Report each line of the data that has "machine" somewhere in it.

_DATASET_.
== == ==
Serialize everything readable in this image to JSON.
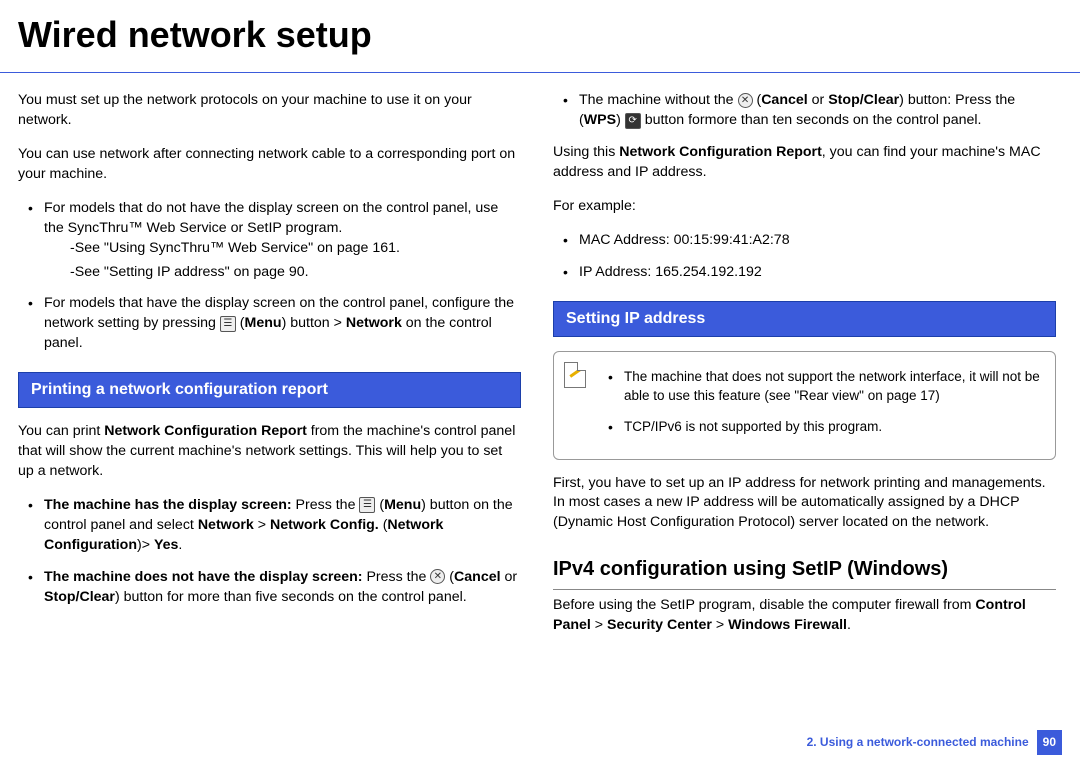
{
  "title": "Wired network setup",
  "left": {
    "intro1": "You must set up the network protocols on your machine to use it on your network.",
    "intro2": "You can use network after connecting network cable to a corresponding port on your machine.",
    "b1": "For models that do not have the display screen on the control panel, use the SyncThru™ Web Service or SetIP program.",
    "b1s1": "-See \"Using SyncThru™ Web Service\" on page 161.",
    "b1s2": "-See \"Setting IP address\" on page 90.",
    "b2p1": "For models that have the display screen on the control panel, configure the network setting by pressing ",
    "b2menu": "Menu",
    "b2p2": ") button > ",
    "b2net": "Network",
    "b2p3": " on the control panel.",
    "sect1": "Printing a network configuration report",
    "p1a": "You can print ",
    "p1b": "Network Configuration Report",
    "p1c": " from the machine's control panel that will show the current machine's network settings. This will help you to set up a network.",
    "l1a": "The machine has the display screen:",
    "l1b": " Press the ",
    "l1menu": "Menu",
    "l1c": ") button on the control panel and select ",
    "l1d": "Network",
    "l1e": " > ",
    "l1f": "Network Config.",
    "l1g": " (",
    "l1h": "Network Configuration",
    "l1i": ")> ",
    "l1j": "Yes",
    "l1k": ".",
    "l2a": "The machine does not have the display screen:",
    "l2b": " Press the ",
    "l2c": "Cancel",
    "l2d": " or ",
    "l2e": "Stop/Clear",
    "l2f": ") button for more than five seconds on the control panel."
  },
  "right": {
    "r1a": "The machine without the ",
    "r1b": "Cancel",
    "r1c": " or ",
    "r1d": "Stop/Clear",
    "r1e": ") button: Press the (",
    "r1f": "WPS",
    "r1g": " button formore than ten seconds on the control panel.",
    "p2a": "Using this ",
    "p2b": "Network Configuration Report",
    "p2c": ", you can find your machine's MAC address and IP address.",
    "ex": "For example:",
    "mac": "MAC Address: 00:15:99:41:A2:78",
    "ip": "IP Address: 165.254.192.192",
    "sect2": "Setting IP address",
    "note1": "The machine that does not support the network interface, it will not be able to use this feature (see \"Rear view\" on page 17)",
    "note2": "TCP/IPv6 is not supported by this program.",
    "p3": "First, you have to set up an IP address for network printing and managements. In most cases a new IP address will be automatically assigned by a DHCP (Dynamic Host Configuration Protocol) server located on the network.",
    "sub": "IPv4 configuration using SetIP (Windows)",
    "p4a": "Before using the SetIP program, disable the computer firewall from ",
    "p4b": "Control Panel",
    "p4c": " > ",
    "p4d": "Security Center",
    "p4e": " > ",
    "p4f": "Windows Firewall",
    "p4g": "."
  },
  "footer": {
    "chap": "2.  Using a network-connected machine",
    "page": "90"
  }
}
== == ==
_CORRECT ANSWER_.
    "intro1": "You must set up the network protocols on your machine to use it on your network.",
    "intro2": "You can use network after connecting network cable to a corresponding port on your machine.",
    "p1c": " from the machine's control panel that will show the current machine's network settings. This will help you to set up a network.",
    "l1a": "The machine has the display screen:",
    "l2a": "The machine does not have the display screen:",
    "r1a": "The machine without the ",
    "p2c": ", you can find your machine's MAC address and IP address.",
    "note1": "The machine that does not support the network interface, it will not be able to use this feature (see \"Rear view\" on page 17)",
    "chap": "2.  Using a network-connected machine",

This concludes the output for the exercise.